**Input records**
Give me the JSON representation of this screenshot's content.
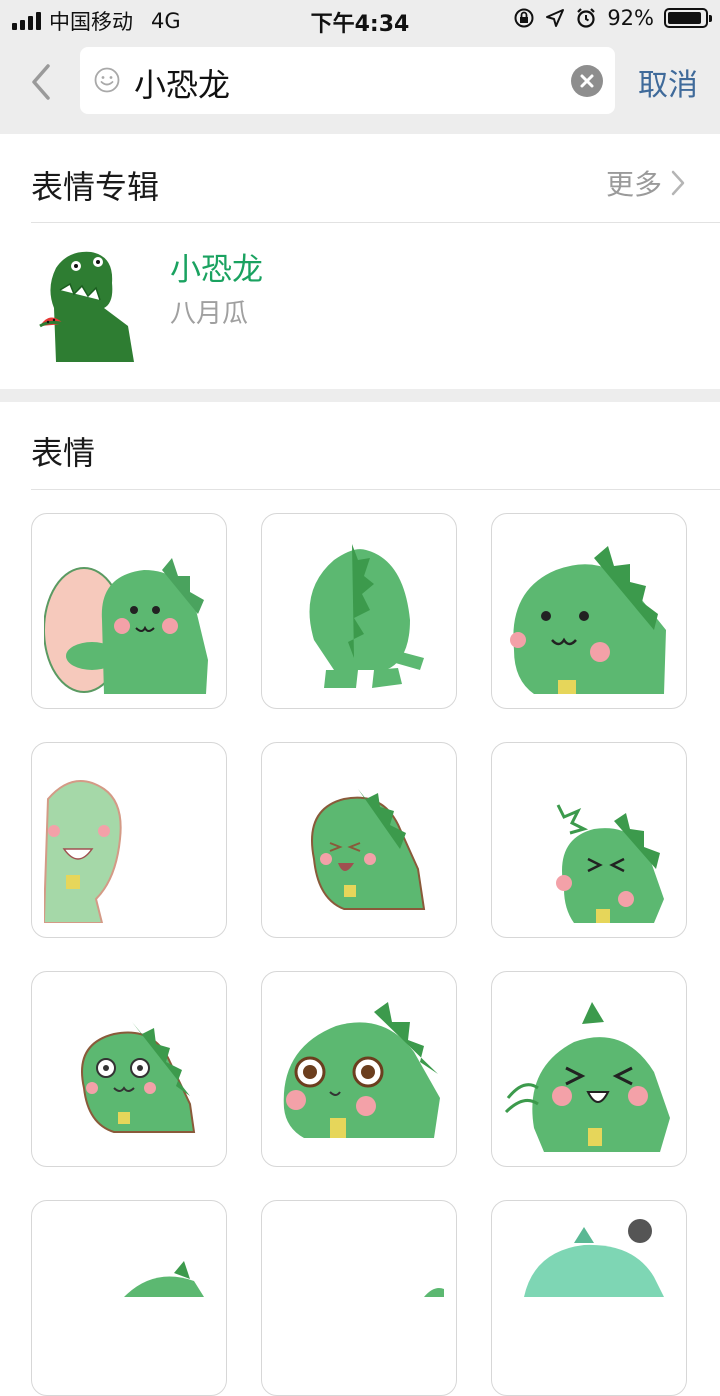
{
  "status_bar": {
    "carrier": "中国移动",
    "network": "4G",
    "time": "下午4:34",
    "battery_percent": "92%",
    "battery_level": 0.92
  },
  "search": {
    "query": "小恐龙",
    "cancel_label": "取消"
  },
  "album_section": {
    "title": "表情专辑",
    "more_label": "更多",
    "album": {
      "name": "小恐龙",
      "author": "八月瓜"
    }
  },
  "stickers_section": {
    "title": "表情"
  },
  "colors": {
    "accent_green": "#1aa260",
    "link_blue": "#3f6a9a",
    "dino_green": "#5cb871",
    "dark_dino": "#2e7d32"
  }
}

**Instructions for the task**
Without including the pictures, return each record above exactly as it stands.

**Result**
Give me the JSON representation of this screenshot's content.
{
  "status_bar": {
    "carrier": "中国移动",
    "network": "4G",
    "time": "下午4:34",
    "battery_percent": "92%",
    "battery_level": 0.92
  },
  "search": {
    "query": "小恐龙",
    "cancel_label": "取消"
  },
  "album_section": {
    "title": "表情专辑",
    "more_label": "更多",
    "album": {
      "name": "小恐龙",
      "author": "八月瓜"
    }
  },
  "stickers_section": {
    "title": "表情"
  },
  "colors": {
    "accent_green": "#1aa260",
    "link_blue": "#3f6a9a",
    "dino_green": "#5cb871",
    "dark_dino": "#2e7d32"
  }
}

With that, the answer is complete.